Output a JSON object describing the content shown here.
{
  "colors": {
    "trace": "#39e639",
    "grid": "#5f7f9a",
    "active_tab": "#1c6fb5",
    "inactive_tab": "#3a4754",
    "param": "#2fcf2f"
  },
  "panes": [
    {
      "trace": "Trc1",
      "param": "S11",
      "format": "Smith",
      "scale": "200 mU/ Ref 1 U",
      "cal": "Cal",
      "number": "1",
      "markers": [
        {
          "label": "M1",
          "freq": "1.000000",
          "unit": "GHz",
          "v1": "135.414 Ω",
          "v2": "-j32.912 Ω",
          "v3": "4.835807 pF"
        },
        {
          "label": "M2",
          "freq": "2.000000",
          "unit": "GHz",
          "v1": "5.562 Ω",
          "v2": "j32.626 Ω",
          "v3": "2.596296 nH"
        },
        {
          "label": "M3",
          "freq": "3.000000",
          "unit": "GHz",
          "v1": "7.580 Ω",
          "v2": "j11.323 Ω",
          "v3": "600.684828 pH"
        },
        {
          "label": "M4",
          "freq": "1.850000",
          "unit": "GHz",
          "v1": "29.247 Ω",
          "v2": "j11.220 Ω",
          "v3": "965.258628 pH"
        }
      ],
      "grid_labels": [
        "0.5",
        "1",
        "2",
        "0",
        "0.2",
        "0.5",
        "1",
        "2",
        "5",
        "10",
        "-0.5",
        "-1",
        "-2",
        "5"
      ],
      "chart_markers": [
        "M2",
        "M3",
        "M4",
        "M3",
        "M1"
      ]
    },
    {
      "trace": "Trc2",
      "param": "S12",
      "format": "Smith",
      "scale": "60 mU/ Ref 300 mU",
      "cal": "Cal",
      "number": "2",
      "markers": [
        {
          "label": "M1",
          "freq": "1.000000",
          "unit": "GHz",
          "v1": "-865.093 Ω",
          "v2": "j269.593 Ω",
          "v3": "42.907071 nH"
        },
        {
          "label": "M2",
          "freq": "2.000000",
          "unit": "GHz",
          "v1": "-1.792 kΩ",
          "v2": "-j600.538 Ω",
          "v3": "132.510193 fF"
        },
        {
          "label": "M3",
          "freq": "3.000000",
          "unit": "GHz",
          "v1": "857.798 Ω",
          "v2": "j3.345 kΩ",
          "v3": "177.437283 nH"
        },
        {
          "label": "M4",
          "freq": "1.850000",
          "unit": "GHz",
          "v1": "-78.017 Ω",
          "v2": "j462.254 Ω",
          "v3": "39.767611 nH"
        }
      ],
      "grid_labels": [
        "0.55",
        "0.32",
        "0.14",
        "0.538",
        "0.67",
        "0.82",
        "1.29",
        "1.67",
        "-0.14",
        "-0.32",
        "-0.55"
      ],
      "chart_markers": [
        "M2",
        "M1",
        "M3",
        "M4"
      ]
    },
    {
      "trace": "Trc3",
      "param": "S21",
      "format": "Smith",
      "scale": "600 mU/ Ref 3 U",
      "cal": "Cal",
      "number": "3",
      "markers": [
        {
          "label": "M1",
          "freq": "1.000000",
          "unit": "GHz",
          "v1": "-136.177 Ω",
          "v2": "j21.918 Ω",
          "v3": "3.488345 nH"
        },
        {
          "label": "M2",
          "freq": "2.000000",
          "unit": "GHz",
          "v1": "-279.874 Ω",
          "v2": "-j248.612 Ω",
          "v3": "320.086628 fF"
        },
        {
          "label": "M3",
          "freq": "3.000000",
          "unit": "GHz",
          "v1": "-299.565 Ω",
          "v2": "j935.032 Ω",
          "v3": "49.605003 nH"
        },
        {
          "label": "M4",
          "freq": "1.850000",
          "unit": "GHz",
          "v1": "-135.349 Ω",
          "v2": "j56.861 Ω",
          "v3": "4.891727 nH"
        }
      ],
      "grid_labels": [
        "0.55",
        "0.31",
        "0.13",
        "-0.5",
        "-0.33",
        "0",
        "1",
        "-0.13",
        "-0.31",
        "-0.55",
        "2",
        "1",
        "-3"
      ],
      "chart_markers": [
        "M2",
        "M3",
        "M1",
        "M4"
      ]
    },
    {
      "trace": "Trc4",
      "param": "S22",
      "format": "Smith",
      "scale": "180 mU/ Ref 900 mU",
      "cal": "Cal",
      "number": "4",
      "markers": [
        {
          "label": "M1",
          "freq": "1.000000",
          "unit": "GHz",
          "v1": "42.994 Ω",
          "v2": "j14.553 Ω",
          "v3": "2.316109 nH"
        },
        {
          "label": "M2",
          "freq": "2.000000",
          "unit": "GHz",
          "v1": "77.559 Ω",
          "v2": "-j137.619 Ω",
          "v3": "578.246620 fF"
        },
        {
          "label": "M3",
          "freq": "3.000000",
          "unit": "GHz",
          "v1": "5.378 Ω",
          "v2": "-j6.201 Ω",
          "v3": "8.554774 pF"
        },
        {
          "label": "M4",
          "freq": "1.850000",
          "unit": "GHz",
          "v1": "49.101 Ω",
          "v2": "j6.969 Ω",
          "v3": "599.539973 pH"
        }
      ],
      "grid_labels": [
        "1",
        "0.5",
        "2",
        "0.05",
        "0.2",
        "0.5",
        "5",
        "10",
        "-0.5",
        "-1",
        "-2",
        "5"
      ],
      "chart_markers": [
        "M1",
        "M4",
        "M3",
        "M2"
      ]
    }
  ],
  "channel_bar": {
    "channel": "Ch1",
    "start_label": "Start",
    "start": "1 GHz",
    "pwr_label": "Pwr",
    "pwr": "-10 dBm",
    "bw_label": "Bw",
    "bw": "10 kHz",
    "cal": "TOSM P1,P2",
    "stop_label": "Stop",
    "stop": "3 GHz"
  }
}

Written instruction: Copy in full each line that holds the word "param".

Answer to the task:
    "param": "#2fcf2f"
      "param": "S11",
      "param": "S12",
      "param": "S21",
      "param": "S22",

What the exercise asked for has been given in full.